(Data extracted from a collection)

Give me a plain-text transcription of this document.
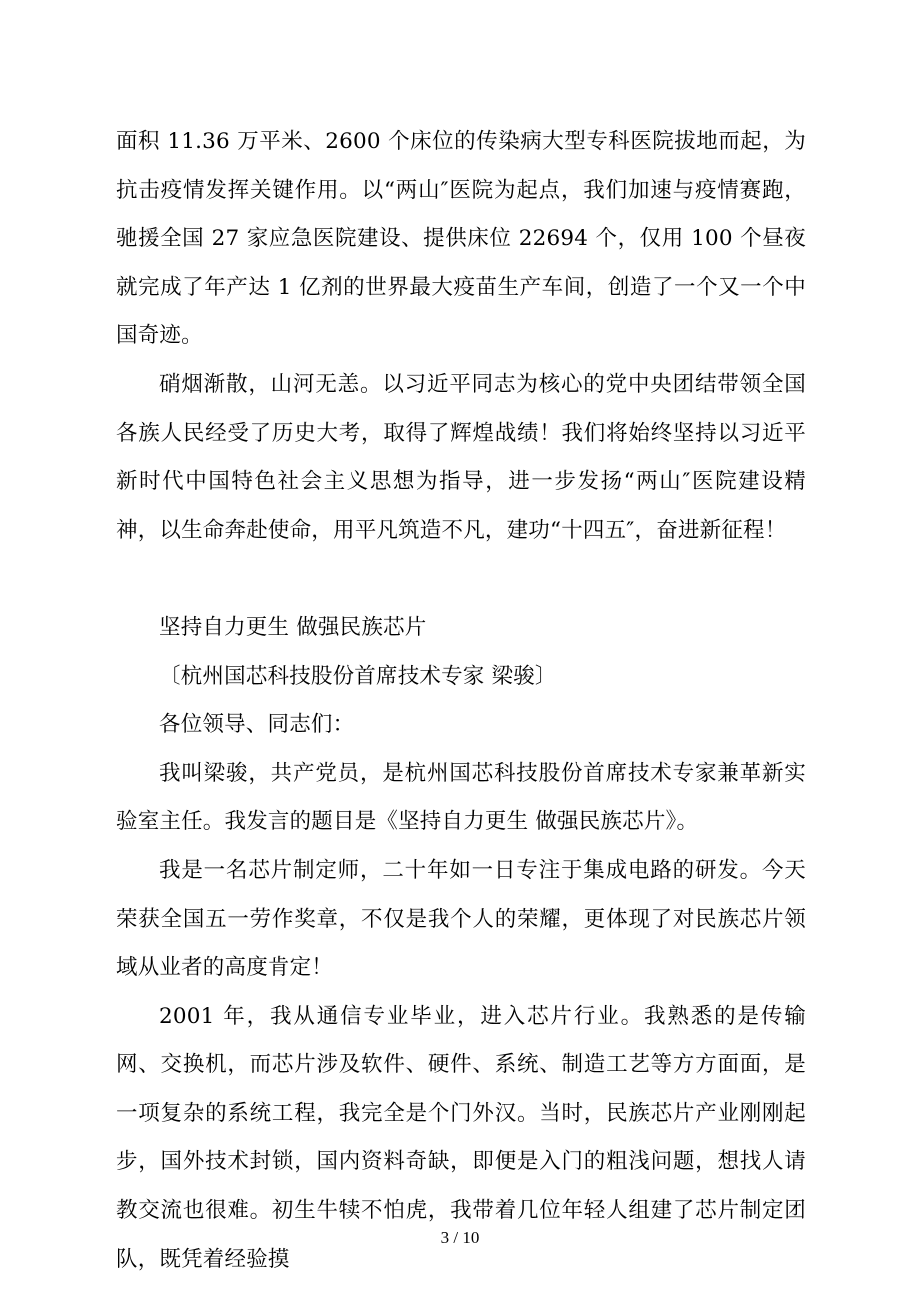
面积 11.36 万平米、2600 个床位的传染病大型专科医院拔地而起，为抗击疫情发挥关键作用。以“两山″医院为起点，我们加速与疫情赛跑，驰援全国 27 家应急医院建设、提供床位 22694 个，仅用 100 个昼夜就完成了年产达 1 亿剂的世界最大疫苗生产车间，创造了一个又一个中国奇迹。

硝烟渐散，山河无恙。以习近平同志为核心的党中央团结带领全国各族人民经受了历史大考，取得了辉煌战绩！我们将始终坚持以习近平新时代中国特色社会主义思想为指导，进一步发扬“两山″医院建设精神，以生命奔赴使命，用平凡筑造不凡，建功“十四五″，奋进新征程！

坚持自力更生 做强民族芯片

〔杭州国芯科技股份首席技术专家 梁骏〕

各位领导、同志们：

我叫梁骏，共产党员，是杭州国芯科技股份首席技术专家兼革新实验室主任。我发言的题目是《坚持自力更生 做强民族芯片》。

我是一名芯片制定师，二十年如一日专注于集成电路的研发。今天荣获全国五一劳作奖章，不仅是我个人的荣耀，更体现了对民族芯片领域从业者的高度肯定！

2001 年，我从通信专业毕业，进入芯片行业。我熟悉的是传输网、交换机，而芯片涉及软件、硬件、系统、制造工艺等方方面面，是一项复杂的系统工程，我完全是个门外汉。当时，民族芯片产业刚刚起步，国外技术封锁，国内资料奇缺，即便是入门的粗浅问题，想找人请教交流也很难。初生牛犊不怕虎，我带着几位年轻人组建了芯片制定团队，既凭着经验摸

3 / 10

- [Your objective]:
Your copy of the data should match it exactly, except that pictures are left out.

- [Result of this task]:
Give me a plain-text transcription of this document.
面积 11.36 万平米、2600 个床位的传染病大型专科医院拔地而起，为抗击疫情发挥关键作用。以“两山″医院为起点，我们加速与疫情赛跑，驰援全国 27 家应急医院建设、提供床位 22694 个，仅用 100 个昼夜就完成了年产达 1 亿剂的世界最大疫苗生产车间，创造了一个又一个中国奇迹。

硝烟渐散，山河无恙。以习近平同志为核心的党中央团结带领全国各族人民经受了历史大考，取得了辉煌战绩！我们将始终坚持以习近平新时代中国特色社会主义思想为指导，进一步发扬“两山″医院建设精神，以生命奔赴使命，用平凡筑造不凡，建功“十四五″，奋进新征程！

坚持自力更生 做强民族芯片

〔杭州国芯科技股份首席技术专家 梁骏〕

各位领导、同志们：

我叫梁骏，共产党员，是杭州国芯科技股份首席技术专家兼革新实验室主任。我发言的题目是《坚持自力更生 做强民族芯片》。

我是一名芯片制定师，二十年如一日专注于集成电路的研发。今天荣获全国五一劳作奖章，不仅是我个人的荣耀，更体现了对民族芯片领域从业者的高度肯定！

2001 年，我从通信专业毕业，进入芯片行业。我熟悉的是传输网、交换机，而芯片涉及软件、硬件、系统、制造工艺等方方面面，是一项复杂的系统工程，我完全是个门外汉。当时，民族芯片产业刚刚起步，国外技术封锁，国内资料奇缺，即便是入门的粗浅问题，想找人请教交流也很难。初生牛犊不怕虎，我带着几位年轻人组建了芯片制定团队，既凭着经验摸

3 / 10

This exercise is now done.